[begin The data]
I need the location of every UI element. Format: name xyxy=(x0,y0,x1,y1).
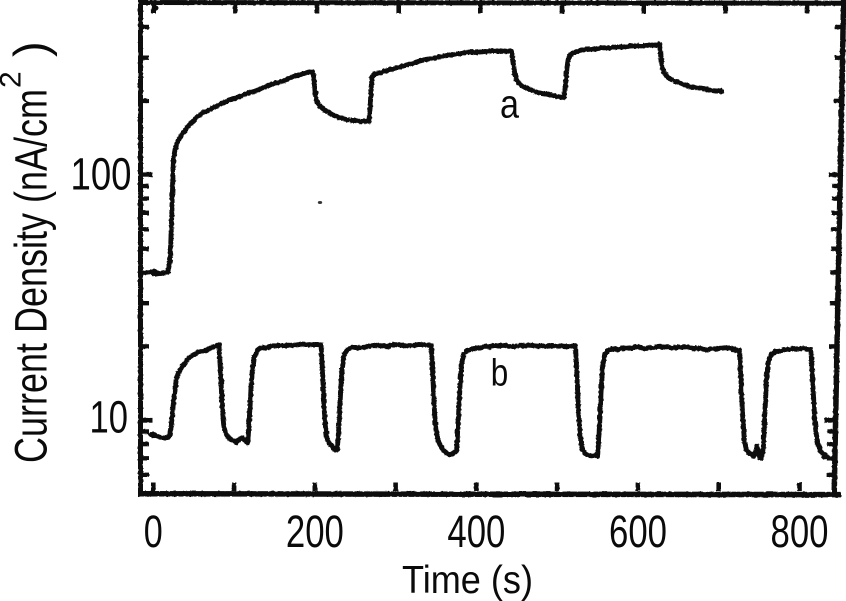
svg-text:2: 2 xyxy=(0,71,28,88)
svg-text:600: 600 xyxy=(609,506,667,557)
svg-text:0: 0 xyxy=(144,506,163,557)
svg-text:200: 200 xyxy=(286,506,344,557)
svg-text:a: a xyxy=(500,83,520,127)
svg-text:Current Density (nA/cm: Current Density (nA/cm xyxy=(6,89,57,463)
svg-text:Time (s): Time (s) xyxy=(402,559,533,601)
svg-text:b: b xyxy=(491,353,509,395)
svg-text:400: 400 xyxy=(447,506,505,557)
svg-text:800: 800 xyxy=(771,506,829,557)
svg-text:): ) xyxy=(4,41,57,57)
svg-text:10: 10 xyxy=(90,392,129,443)
svg-text:100: 100 xyxy=(71,149,132,200)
[end The data]
Exercise requirements:
Reproduce all of the rows above character for character, omitting the picture from your output.

Task answer:
I need the location of every UI element. Format: name xyxy=(x0,y0,x1,y1).
svg-text:2: 2 xyxy=(0,71,28,88)
svg-text:600: 600 xyxy=(609,506,667,557)
svg-text:0: 0 xyxy=(144,506,163,557)
svg-text:200: 200 xyxy=(286,506,344,557)
svg-text:a: a xyxy=(500,83,520,127)
svg-text:Current Density (nA/cm: Current Density (nA/cm xyxy=(6,89,57,463)
svg-text:Time (s): Time (s) xyxy=(402,559,533,601)
svg-text:b: b xyxy=(491,353,509,395)
svg-text:400: 400 xyxy=(447,506,505,557)
svg-text:800: 800 xyxy=(771,506,829,557)
svg-text:): ) xyxy=(4,41,57,57)
svg-text:10: 10 xyxy=(90,392,129,443)
svg-text:100: 100 xyxy=(71,149,132,200)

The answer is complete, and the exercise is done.